Work required:
Return every line of the items that follow unchanged.
### Material provided
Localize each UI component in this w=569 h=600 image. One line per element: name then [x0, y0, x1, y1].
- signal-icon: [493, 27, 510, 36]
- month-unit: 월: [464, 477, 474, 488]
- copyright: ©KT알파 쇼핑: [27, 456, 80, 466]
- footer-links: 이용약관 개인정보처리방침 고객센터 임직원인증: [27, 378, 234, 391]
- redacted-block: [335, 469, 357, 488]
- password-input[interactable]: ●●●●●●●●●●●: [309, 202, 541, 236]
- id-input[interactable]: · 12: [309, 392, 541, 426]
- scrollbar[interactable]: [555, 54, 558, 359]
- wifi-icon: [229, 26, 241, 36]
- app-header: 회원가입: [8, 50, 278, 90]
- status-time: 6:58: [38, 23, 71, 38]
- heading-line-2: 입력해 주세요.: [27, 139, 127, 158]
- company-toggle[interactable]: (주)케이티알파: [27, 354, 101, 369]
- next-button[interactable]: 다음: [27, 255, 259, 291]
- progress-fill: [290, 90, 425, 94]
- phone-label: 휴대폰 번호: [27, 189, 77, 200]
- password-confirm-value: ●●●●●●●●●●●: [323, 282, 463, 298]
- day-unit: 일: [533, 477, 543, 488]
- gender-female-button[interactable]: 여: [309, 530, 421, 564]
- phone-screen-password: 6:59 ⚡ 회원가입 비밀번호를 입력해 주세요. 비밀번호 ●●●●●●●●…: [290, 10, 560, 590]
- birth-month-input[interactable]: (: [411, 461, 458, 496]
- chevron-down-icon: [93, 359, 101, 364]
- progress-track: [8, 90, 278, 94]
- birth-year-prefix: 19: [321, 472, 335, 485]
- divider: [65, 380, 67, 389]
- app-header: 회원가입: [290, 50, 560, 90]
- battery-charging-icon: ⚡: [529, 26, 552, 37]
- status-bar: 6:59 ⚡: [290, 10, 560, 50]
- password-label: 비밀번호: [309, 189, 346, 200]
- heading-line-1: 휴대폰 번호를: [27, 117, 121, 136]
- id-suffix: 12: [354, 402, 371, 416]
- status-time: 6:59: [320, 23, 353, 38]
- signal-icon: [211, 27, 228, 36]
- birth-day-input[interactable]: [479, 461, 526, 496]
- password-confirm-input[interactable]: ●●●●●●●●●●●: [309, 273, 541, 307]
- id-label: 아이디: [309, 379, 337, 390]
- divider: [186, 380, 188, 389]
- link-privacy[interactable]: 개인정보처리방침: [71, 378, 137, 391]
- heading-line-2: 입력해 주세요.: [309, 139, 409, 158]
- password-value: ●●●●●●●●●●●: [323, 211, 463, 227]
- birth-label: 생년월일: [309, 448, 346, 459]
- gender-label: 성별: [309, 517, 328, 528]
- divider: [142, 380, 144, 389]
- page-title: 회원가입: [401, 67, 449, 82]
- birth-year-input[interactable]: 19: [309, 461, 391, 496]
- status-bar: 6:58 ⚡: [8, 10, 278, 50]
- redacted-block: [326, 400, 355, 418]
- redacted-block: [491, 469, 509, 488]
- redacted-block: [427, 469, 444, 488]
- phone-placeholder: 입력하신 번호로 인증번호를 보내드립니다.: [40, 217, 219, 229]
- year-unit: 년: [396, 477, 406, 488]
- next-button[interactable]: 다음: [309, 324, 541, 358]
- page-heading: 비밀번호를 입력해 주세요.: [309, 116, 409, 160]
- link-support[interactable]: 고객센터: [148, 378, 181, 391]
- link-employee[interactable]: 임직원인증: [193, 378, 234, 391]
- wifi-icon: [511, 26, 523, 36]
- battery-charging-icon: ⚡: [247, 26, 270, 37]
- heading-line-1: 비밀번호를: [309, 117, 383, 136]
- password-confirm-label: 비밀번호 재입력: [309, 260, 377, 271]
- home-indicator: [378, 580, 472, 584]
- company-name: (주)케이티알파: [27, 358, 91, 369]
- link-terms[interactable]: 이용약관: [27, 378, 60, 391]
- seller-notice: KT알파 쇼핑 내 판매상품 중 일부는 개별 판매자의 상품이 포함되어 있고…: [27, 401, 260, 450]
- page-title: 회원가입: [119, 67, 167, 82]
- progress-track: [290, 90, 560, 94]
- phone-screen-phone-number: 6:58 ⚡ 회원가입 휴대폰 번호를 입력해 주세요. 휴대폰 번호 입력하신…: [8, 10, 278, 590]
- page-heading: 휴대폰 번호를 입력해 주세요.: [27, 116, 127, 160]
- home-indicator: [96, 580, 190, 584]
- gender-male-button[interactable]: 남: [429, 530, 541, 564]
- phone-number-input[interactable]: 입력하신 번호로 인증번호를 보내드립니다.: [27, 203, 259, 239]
######
The result:
Localize each UI component in this w=569 h=600 image. One line per element: name then [x0, y0, x1, y1].
- signal-icon: [493, 27, 510, 36]
- month-unit: 월: [464, 477, 474, 488]
- copyright: ©KT알파 쇼핑: [27, 456, 80, 466]
- footer-links: 이용약관 개인정보처리방침 고객센터 임직원인증: [27, 378, 234, 391]
- redacted-block: [335, 469, 357, 488]
- password-input[interactable]: ●●●●●●●●●●●: [309, 202, 541, 236]
- id-input[interactable]: · 12: [309, 392, 541, 426]
- scrollbar[interactable]: [555, 54, 558, 359]
- wifi-icon: [229, 26, 241, 36]
- app-header: 회원가입: [8, 50, 278, 90]
- status-time: 6:58: [38, 23, 71, 38]
- heading-line-2: 입력해 주세요.: [27, 139, 127, 158]
- company-toggle[interactable]: (주)케이티알파: [27, 354, 101, 369]
- next-button[interactable]: 다음: [27, 255, 259, 291]
- progress-fill: [290, 90, 425, 94]
- phone-label: 휴대폰 번호: [27, 189, 77, 200]
- password-confirm-value: ●●●●●●●●●●●: [323, 282, 463, 298]
- day-unit: 일: [533, 477, 543, 488]
- gender-female-button[interactable]: 여: [309, 530, 421, 564]
- phone-screen-password: 6:59 ⚡ 회원가입 비밀번호를 입력해 주세요. 비밀번호 ●●●●●●●●…: [290, 10, 560, 590]
- birth-month-input[interactable]: (: [411, 461, 458, 496]
- chevron-down-icon: [93, 359, 101, 364]
- progress-track: [8, 90, 278, 94]
- birth-year-prefix: 19: [321, 472, 335, 485]
- divider: [65, 380, 67, 389]
- app-header: 회원가입: [290, 50, 560, 90]
- battery-charging-icon: ⚡: [529, 26, 552, 37]
- status-bar: 6:59 ⚡: [290, 10, 560, 50]
- password-label: 비밀번호: [309, 189, 346, 200]
- heading-line-1: 휴대폰 번호를: [27, 117, 121, 136]
- id-suffix: 12: [354, 402, 371, 416]
- status-time: 6:59: [320, 23, 353, 38]
- signal-icon: [211, 27, 228, 36]
- birth-day-input[interactable]: [479, 461, 526, 496]
- password-confirm-input[interactable]: ●●●●●●●●●●●: [309, 273, 541, 307]
- id-label: 아이디: [309, 379, 337, 390]
- divider: [186, 380, 188, 389]
- link-privacy[interactable]: 개인정보처리방침: [71, 378, 137, 391]
- heading-line-2: 입력해 주세요.: [309, 139, 409, 158]
- password-value: ●●●●●●●●●●●: [323, 211, 463, 227]
- birth-label: 생년월일: [309, 448, 346, 459]
- gender-label: 성별: [309, 517, 328, 528]
- divider: [142, 380, 144, 389]
- page-title: 회원가입: [401, 67, 449, 82]
- birth-year-input[interactable]: 19: [309, 461, 391, 496]
- status-bar: 6:58 ⚡: [8, 10, 278, 50]
- redacted-block: [326, 400, 355, 418]
- redacted-block: [491, 469, 509, 488]
- redacted-block: [427, 469, 444, 488]
- phone-placeholder: 입력하신 번호로 인증번호를 보내드립니다.: [40, 217, 219, 229]
- year-unit: 년: [396, 477, 406, 488]
- next-button[interactable]: 다음: [309, 324, 541, 358]
- page-heading: 비밀번호를 입력해 주세요.: [309, 116, 409, 160]
- link-support[interactable]: 고객센터: [148, 378, 181, 391]
- link-employee[interactable]: 임직원인증: [193, 378, 234, 391]
- wifi-icon: [511, 26, 523, 36]
- battery-charging-icon: ⚡: [247, 26, 270, 37]
- heading-line-1: 비밀번호를: [309, 117, 383, 136]
- password-confirm-label: 비밀번호 재입력: [309, 260, 377, 271]
- home-indicator: [378, 580, 472, 584]
- company-name: (주)케이티알파: [27, 358, 91, 369]
- link-terms[interactable]: 이용약관: [27, 378, 60, 391]
- seller-notice: KT알파 쇼핑 내 판매상품 중 일부는 개별 판매자의 상품이 포함되어 있고…: [27, 401, 260, 450]
- page-title: 회원가입: [119, 67, 167, 82]
- progress-track: [290, 90, 560, 94]
- phone-screen-phone-number: 6:58 ⚡ 회원가입 휴대폰 번호를 입력해 주세요. 휴대폰 번호 입력하신…: [8, 10, 278, 590]
- page-heading: 휴대폰 번호를 입력해 주세요.: [27, 116, 127, 160]
- home-indicator: [96, 580, 190, 584]
- gender-male-button[interactable]: 남: [429, 530, 541, 564]
- phone-number-input[interactable]: 입력하신 번호로 인증번호를 보내드립니다.: [27, 203, 259, 239]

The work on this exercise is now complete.